Copy out all of the data below with no alterations.

Start of Information given

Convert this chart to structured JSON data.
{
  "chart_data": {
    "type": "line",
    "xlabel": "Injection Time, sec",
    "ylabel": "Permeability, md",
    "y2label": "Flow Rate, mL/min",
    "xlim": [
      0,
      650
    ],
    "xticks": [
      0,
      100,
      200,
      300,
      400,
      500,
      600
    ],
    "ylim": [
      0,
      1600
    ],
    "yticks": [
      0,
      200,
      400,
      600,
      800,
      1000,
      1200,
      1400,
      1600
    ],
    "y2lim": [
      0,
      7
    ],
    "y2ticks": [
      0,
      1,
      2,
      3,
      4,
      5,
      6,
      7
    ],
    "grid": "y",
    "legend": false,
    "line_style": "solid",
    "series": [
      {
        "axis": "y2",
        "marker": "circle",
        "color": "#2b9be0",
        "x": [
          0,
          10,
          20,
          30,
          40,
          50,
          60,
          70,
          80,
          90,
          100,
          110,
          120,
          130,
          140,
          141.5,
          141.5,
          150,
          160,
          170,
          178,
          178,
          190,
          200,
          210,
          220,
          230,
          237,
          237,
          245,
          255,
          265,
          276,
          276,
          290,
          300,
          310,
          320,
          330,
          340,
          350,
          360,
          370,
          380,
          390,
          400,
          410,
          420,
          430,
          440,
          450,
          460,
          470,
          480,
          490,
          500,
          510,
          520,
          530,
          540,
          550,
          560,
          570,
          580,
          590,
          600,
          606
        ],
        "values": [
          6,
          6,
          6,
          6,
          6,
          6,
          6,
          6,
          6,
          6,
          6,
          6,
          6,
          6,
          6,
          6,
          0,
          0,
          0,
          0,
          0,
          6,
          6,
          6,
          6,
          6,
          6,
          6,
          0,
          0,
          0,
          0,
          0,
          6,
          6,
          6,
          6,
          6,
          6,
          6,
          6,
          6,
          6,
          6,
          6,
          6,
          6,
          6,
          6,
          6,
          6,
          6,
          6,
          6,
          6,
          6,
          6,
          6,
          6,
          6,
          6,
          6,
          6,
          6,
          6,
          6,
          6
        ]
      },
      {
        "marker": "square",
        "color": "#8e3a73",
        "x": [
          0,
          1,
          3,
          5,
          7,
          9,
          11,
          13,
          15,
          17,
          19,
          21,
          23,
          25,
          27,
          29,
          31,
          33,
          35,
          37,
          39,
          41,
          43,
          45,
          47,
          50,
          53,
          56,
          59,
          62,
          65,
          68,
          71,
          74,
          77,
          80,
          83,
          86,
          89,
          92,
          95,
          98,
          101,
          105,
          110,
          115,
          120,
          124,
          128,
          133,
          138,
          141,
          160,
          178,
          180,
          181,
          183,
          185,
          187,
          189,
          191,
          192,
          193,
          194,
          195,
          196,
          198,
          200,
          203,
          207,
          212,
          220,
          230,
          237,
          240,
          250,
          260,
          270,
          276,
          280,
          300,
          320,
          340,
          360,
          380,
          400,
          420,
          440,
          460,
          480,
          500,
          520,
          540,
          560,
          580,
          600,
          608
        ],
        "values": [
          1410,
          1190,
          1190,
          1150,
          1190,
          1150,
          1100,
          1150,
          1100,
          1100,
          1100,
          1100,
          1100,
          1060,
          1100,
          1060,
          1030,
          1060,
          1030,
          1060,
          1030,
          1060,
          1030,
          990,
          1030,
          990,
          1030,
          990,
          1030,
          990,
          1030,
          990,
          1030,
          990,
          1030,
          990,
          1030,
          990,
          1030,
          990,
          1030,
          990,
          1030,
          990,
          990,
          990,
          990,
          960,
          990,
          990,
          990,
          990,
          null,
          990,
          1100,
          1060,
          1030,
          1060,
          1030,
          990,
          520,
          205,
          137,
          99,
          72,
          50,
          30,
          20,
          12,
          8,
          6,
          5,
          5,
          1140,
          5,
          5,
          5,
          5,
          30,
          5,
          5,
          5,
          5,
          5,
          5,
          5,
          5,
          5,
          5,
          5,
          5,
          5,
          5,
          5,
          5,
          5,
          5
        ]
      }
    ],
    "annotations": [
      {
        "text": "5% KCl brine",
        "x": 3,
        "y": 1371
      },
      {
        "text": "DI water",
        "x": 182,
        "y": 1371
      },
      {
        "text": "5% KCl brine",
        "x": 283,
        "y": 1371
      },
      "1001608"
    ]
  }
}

End of Information given

### Solution to this problem
Convert this chart to structured JSON data.
{
  "chart_data": {
    "type": "line",
    "xlabel": "Injection Time, sec",
    "ylabel": "Permeability, md",
    "y2label": "Flow Rate, mL/min",
    "xlim": [
      0,
      650
    ],
    "xticks": [
      0,
      100,
      200,
      300,
      400,
      500,
      600
    ],
    "ylim": [
      0,
      1600
    ],
    "yticks": [
      0,
      200,
      400,
      600,
      800,
      1000,
      1200,
      1400,
      1600
    ],
    "y2lim": [
      0,
      7
    ],
    "y2ticks": [
      0,
      1,
      2,
      3,
      4,
      5,
      6,
      7
    ],
    "grid": "y",
    "legend": false,
    "line_style": "solid",
    "series": [
      {
        "axis": "y2",
        "marker": "circle",
        "color": "#2b9be0",
        "x": [
          0,
          10,
          20,
          30,
          40,
          50,
          60,
          70,
          80,
          90,
          100,
          110,
          120,
          130,
          140,
          141.5,
          141.5,
          150,
          160,
          170,
          178,
          178,
          190,
          200,
          210,
          220,
          230,
          237,
          237,
          245,
          255,
          265,
          276,
          276,
          290,
          300,
          310,
          320,
          330,
          340,
          350,
          360,
          370,
          380,
          390,
          400,
          410,
          420,
          430,
          440,
          450,
          460,
          470,
          480,
          490,
          500,
          510,
          520,
          530,
          540,
          550,
          560,
          570,
          580,
          590,
          600,
          606
        ],
        "values": [
          6,
          6,
          6,
          6,
          6,
          6,
          6,
          6,
          6,
          6,
          6,
          6,
          6,
          6,
          6,
          6,
          0,
          0,
          0,
          0,
          0,
          6,
          6,
          6,
          6,
          6,
          6,
          6,
          0,
          0,
          0,
          0,
          0,
          6,
          6,
          6,
          6,
          6,
          6,
          6,
          6,
          6,
          6,
          6,
          6,
          6,
          6,
          6,
          6,
          6,
          6,
          6,
          6,
          6,
          6,
          6,
          6,
          6,
          6,
          6,
          6,
          6,
          6,
          6,
          6,
          6,
          6
        ]
      },
      {
        "marker": "square",
        "color": "#8e3a73",
        "x": [
          0,
          1,
          3,
          5,
          7,
          9,
          11,
          13,
          15,
          17,
          19,
          21,
          23,
          25,
          27,
          29,
          31,
          33,
          35,
          37,
          39,
          41,
          43,
          45,
          47,
          50,
          53,
          56,
          59,
          62,
          65,
          68,
          71,
          74,
          77,
          80,
          83,
          86,
          89,
          92,
          95,
          98,
          101,
          105,
          110,
          115,
          120,
          124,
          128,
          133,
          138,
          141,
          160,
          178,
          180,
          181,
          183,
          185,
          187,
          189,
          191,
          192,
          193,
          194,
          195,
          196,
          198,
          200,
          203,
          207,
          212,
          220,
          230,
          237,
          240,
          250,
          260,
          270,
          276,
          280,
          300,
          320,
          340,
          360,
          380,
          400,
          420,
          440,
          460,
          480,
          500,
          520,
          540,
          560,
          580,
          600,
          608
        ],
        "values": [
          1410,
          1190,
          1190,
          1150,
          1190,
          1150,
          1100,
          1150,
          1100,
          1100,
          1100,
          1100,
          1100,
          1060,
          1100,
          1060,
          1030,
          1060,
          1030,
          1060,
          1030,
          1060,
          1030,
          990,
          1030,
          990,
          1030,
          990,
          1030,
          990,
          1030,
          990,
          1030,
          990,
          1030,
          990,
          1030,
          990,
          1030,
          990,
          1030,
          990,
          1030,
          990,
          990,
          990,
          990,
          960,
          990,
          990,
          990,
          990,
          null,
          990,
          1100,
          1060,
          1030,
          1060,
          1030,
          990,
          520,
          205,
          137,
          99,
          72,
          50,
          30,
          20,
          12,
          8,
          6,
          5,
          5,
          1140,
          5,
          5,
          5,
          5,
          30,
          5,
          5,
          5,
          5,
          5,
          5,
          5,
          5,
          5,
          5,
          5,
          5,
          5,
          5,
          5,
          5,
          5,
          5
        ]
      }
    ],
    "annotations": [
      {
        "text": "5% KCl brine",
        "x": 3,
        "y": 1371
      },
      {
        "text": "DI water",
        "x": 182,
        "y": 1371
      },
      {
        "text": "5% KCl brine",
        "x": 283,
        "y": 1371
      },
      "1001608"
    ]
  }
}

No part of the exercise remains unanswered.